HAWLEY- As America welcomed the promises of the 20th century, advancing educational opportunities was seen as paramount. Hawley High School was no exception to this cause.  At the helm as principal for nearly 20 years during this period was Mark A. Creasy, a leader of the Wayne County Teachers Institute.

 HAWLEY- As America welcomed the promises of the 20th century, advancing educational opportunities was seen as paramount. Hawley High School was no exception to this cause.  At the helm as principal for nearly 20 years during this period was Mark A. Creasy, a leader of the Wayne County Teachers Institute.
    Born May 4, 1866 to Philip and Sarah Creasy in Columbia County, his father was a farmer. Mark was one of seven children.
     Known later as “Professor Creasy”, Mark educated himself by alternatively teaching and attending school. In 1891 he graduated from Bloomsburg State Normal School (now, Bloomsburg University). Within 10 years he had added 11 branches to his diploma.
    The same year he graduated, Creasy came to Hawley where he was appointed as vice principal of the Hawley Graded School. Two years later, in 1893, he was elected principal.

■ **WHAT IS EXPECTED**
According to the passage on Hawley High School, in what year was Mark A. Creasy elected principal of the Hawley Graded School?

Element location data:
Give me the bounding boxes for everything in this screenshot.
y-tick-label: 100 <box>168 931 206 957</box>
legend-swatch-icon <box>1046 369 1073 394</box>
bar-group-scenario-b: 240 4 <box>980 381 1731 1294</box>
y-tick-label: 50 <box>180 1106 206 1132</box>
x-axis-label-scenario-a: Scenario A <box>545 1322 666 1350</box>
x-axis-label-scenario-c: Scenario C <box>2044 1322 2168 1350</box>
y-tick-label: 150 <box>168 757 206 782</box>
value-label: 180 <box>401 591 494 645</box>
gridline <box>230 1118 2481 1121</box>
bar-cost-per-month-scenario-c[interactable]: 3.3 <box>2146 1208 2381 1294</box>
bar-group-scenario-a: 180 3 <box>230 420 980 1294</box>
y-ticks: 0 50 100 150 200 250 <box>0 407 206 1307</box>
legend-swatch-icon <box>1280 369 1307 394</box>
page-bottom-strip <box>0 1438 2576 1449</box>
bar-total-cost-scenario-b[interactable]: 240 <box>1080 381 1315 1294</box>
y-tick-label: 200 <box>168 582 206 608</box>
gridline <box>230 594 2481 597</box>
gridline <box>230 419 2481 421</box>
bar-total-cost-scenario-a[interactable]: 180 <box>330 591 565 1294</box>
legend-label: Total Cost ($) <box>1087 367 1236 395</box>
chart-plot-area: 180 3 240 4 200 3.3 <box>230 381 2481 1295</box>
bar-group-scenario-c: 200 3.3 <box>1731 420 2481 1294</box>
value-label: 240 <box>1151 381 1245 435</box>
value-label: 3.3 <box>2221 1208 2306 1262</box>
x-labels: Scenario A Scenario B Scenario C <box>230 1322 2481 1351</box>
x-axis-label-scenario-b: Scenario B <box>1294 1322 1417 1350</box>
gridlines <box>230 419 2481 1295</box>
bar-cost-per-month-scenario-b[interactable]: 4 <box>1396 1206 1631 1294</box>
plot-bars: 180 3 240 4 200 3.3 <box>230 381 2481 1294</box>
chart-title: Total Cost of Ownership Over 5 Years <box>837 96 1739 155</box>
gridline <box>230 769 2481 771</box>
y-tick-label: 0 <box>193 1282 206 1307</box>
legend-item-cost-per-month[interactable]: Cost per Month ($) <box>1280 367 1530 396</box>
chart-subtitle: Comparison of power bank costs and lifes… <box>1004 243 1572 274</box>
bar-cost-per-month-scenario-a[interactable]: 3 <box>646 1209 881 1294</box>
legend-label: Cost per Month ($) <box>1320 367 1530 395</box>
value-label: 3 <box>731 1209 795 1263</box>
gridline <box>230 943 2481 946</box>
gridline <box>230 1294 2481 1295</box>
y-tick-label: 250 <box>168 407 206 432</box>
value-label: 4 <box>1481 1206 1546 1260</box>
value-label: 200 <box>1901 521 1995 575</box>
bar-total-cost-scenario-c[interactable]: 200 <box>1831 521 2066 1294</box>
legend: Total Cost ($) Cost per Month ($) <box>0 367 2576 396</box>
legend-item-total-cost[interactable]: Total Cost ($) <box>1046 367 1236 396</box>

■ **SOLUTION TO THE PROBLEM**
1893